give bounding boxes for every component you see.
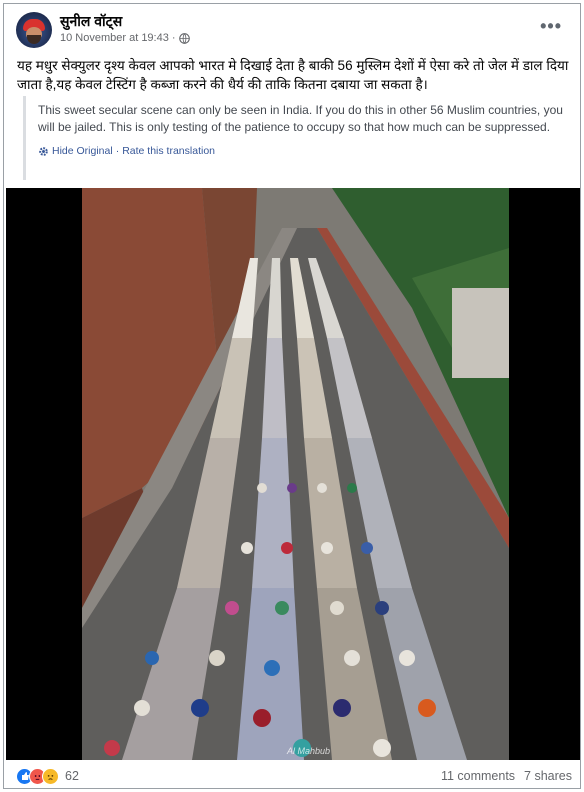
- sad-reaction-icon: [42, 767, 59, 785]
- translation-links: Hide Original · Rate this translation: [38, 145, 571, 157]
- photo-watermark: Al Mahbub: [287, 746, 331, 756]
- translation-block: This sweet secular scene can only be see…: [23, 96, 571, 180]
- meta-separator: ·: [171, 32, 176, 44]
- author-name[interactable]: सुनील वॉट्स: [60, 12, 122, 31]
- avatar-beard: [27, 35, 41, 44]
- gear-icon: [38, 146, 49, 157]
- post-timestamp[interactable]: 10 November at 19:43: [60, 32, 169, 44]
- post-photo[interactable]: Al Mahbub: [82, 188, 509, 760]
- globe-icon: [178, 32, 190, 44]
- reaction-count[interactable]: 62: [65, 769, 79, 783]
- post-meta: 10 November at 19:43 ·: [60, 32, 190, 44]
- post-text: यह मधुर सेक्युलर दृश्य केवल आपको भारत मे…: [17, 58, 569, 92]
- engagement-stats: 11 comments 7 shares: [441, 769, 572, 783]
- post-footer: 62 11 comments 7 shares: [16, 766, 572, 786]
- comments-count[interactable]: 11 comments: [441, 769, 515, 783]
- rate-translation-link[interactable]: Rate this translation: [122, 145, 215, 157]
- author-avatar[interactable]: [16, 12, 52, 48]
- more-options-icon[interactable]: •••: [540, 16, 562, 37]
- street-prayer-image: [82, 188, 509, 760]
- hide-original-link[interactable]: Hide Original: [52, 145, 113, 157]
- reactions-summary[interactable]: 62: [16, 767, 79, 785]
- link-separator: ·: [115, 145, 120, 157]
- shares-count[interactable]: 7 shares: [524, 769, 572, 783]
- translation-text: This sweet secular scene can only be see…: [38, 103, 563, 134]
- post-photo-container[interactable]: Al Mahbub: [6, 188, 580, 760]
- facebook-post-card: सुनील वॉट्स 10 November at 19:43 · ••• य…: [3, 3, 581, 789]
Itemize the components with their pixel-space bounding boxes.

Task goal:
Return every line of the records that contains the string "Original".

Exercise output:
- translation-links: Hide Original · Rate this translation: [38, 145, 571, 157]
- hide-original-link[interactable]: Hide Original: [52, 145, 113, 157]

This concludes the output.